WORK TO DO | For each line of the data below that holds "JSON", copy the line.

GIVEN DATA |
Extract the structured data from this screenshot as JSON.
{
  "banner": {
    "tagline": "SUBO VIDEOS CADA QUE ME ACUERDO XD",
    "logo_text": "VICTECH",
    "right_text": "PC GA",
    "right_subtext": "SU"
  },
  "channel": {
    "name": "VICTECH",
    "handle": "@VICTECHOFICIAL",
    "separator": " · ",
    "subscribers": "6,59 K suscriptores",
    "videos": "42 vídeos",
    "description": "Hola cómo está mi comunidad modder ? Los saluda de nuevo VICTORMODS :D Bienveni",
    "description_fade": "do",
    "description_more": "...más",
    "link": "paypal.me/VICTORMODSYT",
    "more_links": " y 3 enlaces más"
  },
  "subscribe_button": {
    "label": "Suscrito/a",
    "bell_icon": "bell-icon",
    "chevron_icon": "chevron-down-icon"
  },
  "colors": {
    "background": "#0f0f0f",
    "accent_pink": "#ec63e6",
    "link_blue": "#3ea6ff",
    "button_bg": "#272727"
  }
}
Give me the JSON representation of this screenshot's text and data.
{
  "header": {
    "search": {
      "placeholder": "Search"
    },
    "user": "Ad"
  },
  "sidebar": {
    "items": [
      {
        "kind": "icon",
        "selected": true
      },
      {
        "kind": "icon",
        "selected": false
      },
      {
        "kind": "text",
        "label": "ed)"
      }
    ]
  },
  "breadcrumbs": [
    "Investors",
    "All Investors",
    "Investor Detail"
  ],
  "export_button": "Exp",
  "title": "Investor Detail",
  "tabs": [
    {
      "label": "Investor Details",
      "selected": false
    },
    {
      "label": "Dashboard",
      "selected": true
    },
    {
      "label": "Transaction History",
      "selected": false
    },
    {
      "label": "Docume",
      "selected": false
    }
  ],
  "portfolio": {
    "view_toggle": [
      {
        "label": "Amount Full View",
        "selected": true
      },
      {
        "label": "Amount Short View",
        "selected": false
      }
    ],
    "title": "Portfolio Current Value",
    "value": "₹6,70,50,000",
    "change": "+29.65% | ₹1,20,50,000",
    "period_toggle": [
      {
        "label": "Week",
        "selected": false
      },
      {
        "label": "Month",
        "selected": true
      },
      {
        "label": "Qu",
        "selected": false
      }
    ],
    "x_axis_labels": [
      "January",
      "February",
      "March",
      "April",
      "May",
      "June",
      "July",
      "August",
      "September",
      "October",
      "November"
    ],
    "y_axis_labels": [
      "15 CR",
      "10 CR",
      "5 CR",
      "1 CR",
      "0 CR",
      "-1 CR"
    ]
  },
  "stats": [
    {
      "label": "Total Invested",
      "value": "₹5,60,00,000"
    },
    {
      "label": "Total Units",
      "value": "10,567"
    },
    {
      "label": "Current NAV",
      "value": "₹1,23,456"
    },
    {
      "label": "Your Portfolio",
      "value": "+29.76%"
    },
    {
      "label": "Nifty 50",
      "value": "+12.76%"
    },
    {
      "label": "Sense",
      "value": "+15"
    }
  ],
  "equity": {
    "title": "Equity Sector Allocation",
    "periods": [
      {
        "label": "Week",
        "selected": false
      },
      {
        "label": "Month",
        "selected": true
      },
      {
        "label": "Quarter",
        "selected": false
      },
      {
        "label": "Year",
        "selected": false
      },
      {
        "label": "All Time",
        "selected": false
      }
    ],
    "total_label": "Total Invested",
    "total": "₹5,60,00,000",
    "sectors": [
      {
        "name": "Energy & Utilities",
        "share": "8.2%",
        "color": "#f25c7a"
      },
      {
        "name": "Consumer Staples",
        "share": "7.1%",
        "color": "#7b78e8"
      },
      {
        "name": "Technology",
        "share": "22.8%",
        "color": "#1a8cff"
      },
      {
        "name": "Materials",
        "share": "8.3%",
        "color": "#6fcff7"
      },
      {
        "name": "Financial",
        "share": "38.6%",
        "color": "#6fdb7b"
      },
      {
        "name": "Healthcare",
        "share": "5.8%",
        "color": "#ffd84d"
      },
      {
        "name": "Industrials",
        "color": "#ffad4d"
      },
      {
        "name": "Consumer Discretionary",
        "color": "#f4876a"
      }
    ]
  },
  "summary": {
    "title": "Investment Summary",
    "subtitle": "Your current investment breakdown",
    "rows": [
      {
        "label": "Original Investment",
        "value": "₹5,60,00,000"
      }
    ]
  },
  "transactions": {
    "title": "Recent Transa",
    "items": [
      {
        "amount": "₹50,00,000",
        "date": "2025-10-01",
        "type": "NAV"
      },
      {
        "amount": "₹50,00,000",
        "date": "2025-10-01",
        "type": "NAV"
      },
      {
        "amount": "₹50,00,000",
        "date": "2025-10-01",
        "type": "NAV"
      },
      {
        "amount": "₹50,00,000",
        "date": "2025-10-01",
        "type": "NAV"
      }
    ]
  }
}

...

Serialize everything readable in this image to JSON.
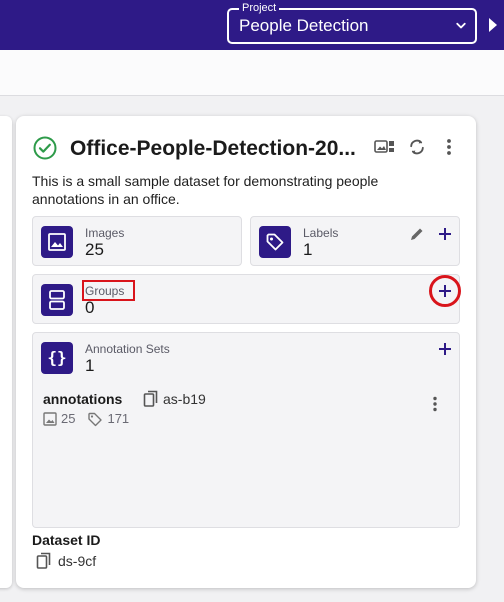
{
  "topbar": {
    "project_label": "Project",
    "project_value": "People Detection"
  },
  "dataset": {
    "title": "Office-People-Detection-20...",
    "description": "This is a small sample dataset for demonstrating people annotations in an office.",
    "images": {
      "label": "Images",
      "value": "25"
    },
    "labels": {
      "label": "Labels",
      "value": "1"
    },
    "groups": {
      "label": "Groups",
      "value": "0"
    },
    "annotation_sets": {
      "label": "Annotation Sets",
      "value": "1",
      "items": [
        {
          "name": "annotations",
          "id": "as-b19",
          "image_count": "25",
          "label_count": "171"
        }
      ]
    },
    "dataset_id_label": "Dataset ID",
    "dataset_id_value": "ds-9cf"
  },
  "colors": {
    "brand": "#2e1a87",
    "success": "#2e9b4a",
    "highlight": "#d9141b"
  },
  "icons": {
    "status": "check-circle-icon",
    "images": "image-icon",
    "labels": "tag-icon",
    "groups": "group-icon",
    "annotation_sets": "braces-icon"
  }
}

FINISHED ANSWER |
Extract the structured data from this screenshot as JSON.
Give me the JSON representation of this screenshot's text and data.
Serialize everything readable in this image to JSON.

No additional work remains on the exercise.